— start —
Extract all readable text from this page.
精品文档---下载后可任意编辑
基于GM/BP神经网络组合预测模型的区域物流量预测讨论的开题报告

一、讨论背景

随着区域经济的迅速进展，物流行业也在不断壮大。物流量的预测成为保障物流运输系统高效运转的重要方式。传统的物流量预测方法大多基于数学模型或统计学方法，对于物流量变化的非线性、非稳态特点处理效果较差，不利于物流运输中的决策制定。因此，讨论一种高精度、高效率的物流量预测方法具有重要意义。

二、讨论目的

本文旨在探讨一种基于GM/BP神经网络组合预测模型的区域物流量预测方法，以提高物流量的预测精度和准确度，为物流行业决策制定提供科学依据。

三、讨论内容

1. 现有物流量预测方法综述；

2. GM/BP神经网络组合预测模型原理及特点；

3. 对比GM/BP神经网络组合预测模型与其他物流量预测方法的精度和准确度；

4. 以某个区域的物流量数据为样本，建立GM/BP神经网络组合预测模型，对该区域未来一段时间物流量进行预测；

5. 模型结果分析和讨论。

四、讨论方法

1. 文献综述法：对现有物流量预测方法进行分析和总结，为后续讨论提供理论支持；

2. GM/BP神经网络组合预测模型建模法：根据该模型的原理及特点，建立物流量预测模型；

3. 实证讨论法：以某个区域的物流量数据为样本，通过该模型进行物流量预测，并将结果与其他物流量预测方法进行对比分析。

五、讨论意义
— end —
- _WHAT YOU SHOULD DO_
Restate the data above exactly, keeping each word as it stands.

- _WRITTEN SOLUTION_
Extract all readable text from this page.
精品文档---下载后可任意编辑
基于GM/BP神经网络组合预测模型的区域物流量预测讨论的开题报告

一、讨论背景

随着区域经济的迅速进展，物流行业也在不断壮大。物流量的预测成为保障物流运输系统高效运转的重要方式。传统的物流量预测方法大多基于数学模型或统计学方法，对于物流量变化的非线性、非稳态特点处理效果较差，不利于物流运输中的决策制定。因此，讨论一种高精度、高效率的物流量预测方法具有重要意义。

二、讨论目的

本文旨在探讨一种基于GM/BP神经网络组合预测模型的区域物流量预测方法，以提高物流量的预测精度和准确度，为物流行业决策制定提供科学依据。

三、讨论内容

1. 现有物流量预测方法综述；

2. GM/BP神经网络组合预测模型原理及特点；

3. 对比GM/BP神经网络组合预测模型与其他物流量预测方法的精度和准确度；

4. 以某个区域的物流量数据为样本，建立GM/BP神经网络组合预测模型，对该区域未来一段时间物流量进行预测；

5. 模型结果分析和讨论。

四、讨论方法

1. 文献综述法：对现有物流量预测方法进行分析和总结，为后续讨论提供理论支持；

2. GM/BP神经网络组合预测模型建模法：根据该模型的原理及特点，建立物流量预测模型；

3. 实证讨论法：以某个区域的物流量数据为样本，通过该模型进行物流量预测，并将结果与其他物流量预测方法进行对比分析。

五、讨论意义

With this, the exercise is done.